## Begin PROVIDED ENTRIES
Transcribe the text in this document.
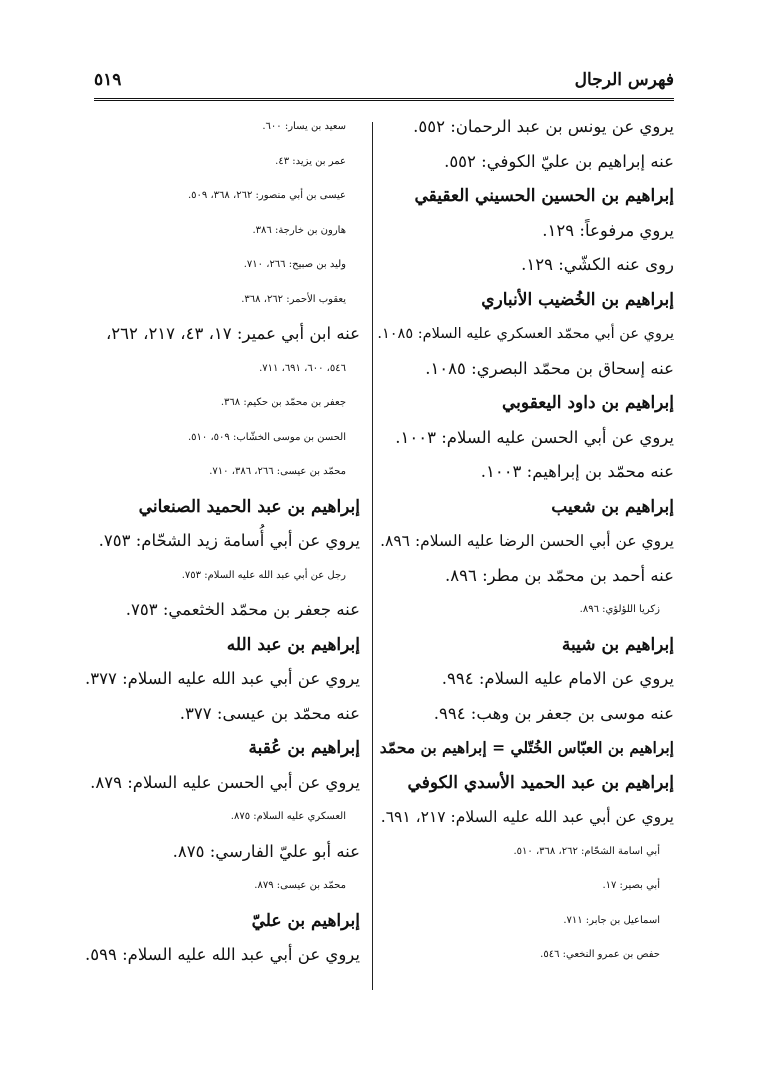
فهرس الرجال
٥١٩
يروي عن يونس بن عبد الرحمان: ٥٥٢.
عنه إبراهيم بن عليّ الكوفي: ٥٥٢.
إبراهيم بن الحسين الحسيني العقيقي
يروي مرفوعاً: ١٢٩.
روى عنه الكشّي: ١٢٩.
إبراهيم بن الخُضيب الأنباري
يروي عن أبي محمّد العسكري عليه السلام: ١٠٨٥.
عنه إسحاق بن محمّد البصري: ١٠٨٥.
إبراهيم بن داود اليعقوبي
يروي عن أبي الحسن عليه السلام: ١٠٠٣.
عنه محمّد بن إبراهيم: ١٠٠٣.
إبراهيم بن شعيب
يروي عن أبي الحسن الرضا عليه السلام: ٨٩٦.
عنه أحمد بن محمّد بن مطر: ٨٩٦.
زكريا اللؤلؤي: ٨٩٦.
إبراهيم بن شيبة
يروي عن الامام عليه السلام: ٩٩٤.
عنه موسى بن جعفر بن وهب: ٩٩٤.
إبراهيم بن العبّاس الخُتّلي = إبراهيم بن محمّد
إبراهيم بن عبد الحميد الأسدي الكوفي
يروي عن أبي عبد الله عليه السلام: ٢١٧، ٦٩١.
أبي اسامة الشحّام: ٢٦٢، ٣٦٨، ٥١٠.
أبي بصير: ١٧.
اسماعيل بن جابر: ٧١١.
حفص بن عمرو النخعي: ٥٤٦.
سعيد بن يسار: ٦٠٠.
عمر بن يزيد: ٤٣.
عيسى بن أبي منصور: ٢٦٢، ٣٦٨، ٥٠٩.
هارون بن خارجة: ٣٨٦.
وليد بن صبيح: ٢٦٦، ٧١٠.
يعقوب الأحمر: ٢٦٢، ٣٦٨.
عنه ابن أبي عمير: ١٧، ٤٣، ٢١٧، ٢٦٢،
٥٤٦، ٦٠٠، ٦٩١، ٧١١.
جعفر بن محمّد بن حكيم: ٣٦٨.
الحسن بن موسى الخشّاب: ٥٠٩، ٥١٠.
محمّد بن عيسى: ٢٦٦، ٣٨٦، ٧١٠.
إبراهيم بن عبد الحميد الصنعاني
يروي عن أبي أُسامة زيد الشحّام: ٧٥٣.
رجل عن أبي عبد الله عليه السلام: ٧٥٣.
عنه جعفر بن محمّد الخثعمي: ٧٥٣.
إبراهيم بن عبد الله
يروي عن أبي عبد الله عليه السلام: ٣٧٧.
عنه محمّد بن عيسى: ٣٧٧.
إبراهيم بن عُقبة
يروي عن أبي الحسن عليه السلام: ٨٧٩.
العسكري عليه السلام: ٨٧٥.
عنه أبو عليّ الفارسي: ٨٧٥.
محمّد بن عيسى: ٨٧٩.
إبراهيم بن عليّ
يروي عن أبي عبد الله عليه السلام: ٥٩٩.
## End PROVIDED ENTRIES
PROBLEM -
Omit every picture, and otherwise quote the entries exactly.

TASK OUTPUT -
Transcribe the text in this document.
فهرس الرجال
٥١٩
يروي عن يونس بن عبد الرحمان: ٥٥٢.
عنه إبراهيم بن عليّ الكوفي: ٥٥٢.
إبراهيم بن الحسين الحسيني العقيقي
يروي مرفوعاً: ١٢٩.
روى عنه الكشّي: ١٢٩.
إبراهيم بن الخُضيب الأنباري
يروي عن أبي محمّد العسكري عليه السلام: ١٠٨٥.
عنه إسحاق بن محمّد البصري: ١٠٨٥.
إبراهيم بن داود اليعقوبي
يروي عن أبي الحسن عليه السلام: ١٠٠٣.
عنه محمّد بن إبراهيم: ١٠٠٣.
إبراهيم بن شعيب
يروي عن أبي الحسن الرضا عليه السلام: ٨٩٦.
عنه أحمد بن محمّد بن مطر: ٨٩٦.
زكريا اللؤلؤي: ٨٩٦.
إبراهيم بن شيبة
يروي عن الامام عليه السلام: ٩٩٤.
عنه موسى بن جعفر بن وهب: ٩٩٤.
إبراهيم بن العبّاس الخُتّلي = إبراهيم بن محمّد
إبراهيم بن عبد الحميد الأسدي الكوفي
يروي عن أبي عبد الله عليه السلام: ٢١٧، ٦٩١.
أبي اسامة الشحّام: ٢٦٢، ٣٦٨، ٥١٠.
أبي بصير: ١٧.
اسماعيل بن جابر: ٧١١.
حفص بن عمرو النخعي: ٥٤٦.
سعيد بن يسار: ٦٠٠.
عمر بن يزيد: ٤٣.
عيسى بن أبي منصور: ٢٦٢، ٣٦٨، ٥٠٩.
هارون بن خارجة: ٣٨٦.
وليد بن صبيح: ٢٦٦، ٧١٠.
يعقوب الأحمر: ٢٦٢، ٣٦٨.
عنه ابن أبي عمير: ١٧، ٤٣، ٢١٧، ٢٦٢،
٥٤٦، ٦٠٠، ٦٩١، ٧١١.
جعفر بن محمّد بن حكيم: ٣٦٨.
الحسن بن موسى الخشّاب: ٥٠٩، ٥١٠.
محمّد بن عيسى: ٢٦٦، ٣٨٦، ٧١٠.
إبراهيم بن عبد الحميد الصنعاني
يروي عن أبي أُسامة زيد الشحّام: ٧٥٣.
رجل عن أبي عبد الله عليه السلام: ٧٥٣.
عنه جعفر بن محمّد الخثعمي: ٧٥٣.
إبراهيم بن عبد الله
يروي عن أبي عبد الله عليه السلام: ٣٧٧.
عنه محمّد بن عيسى: ٣٧٧.
إبراهيم بن عُقبة
يروي عن أبي الحسن عليه السلام: ٨٧٩.
العسكري عليه السلام: ٨٧٥.
عنه أبو عليّ الفارسي: ٨٧٥.
محمّد بن عيسى: ٨٧٩.
إبراهيم بن عليّ
يروي عن أبي عبد الله عليه السلام: ٥٩٩.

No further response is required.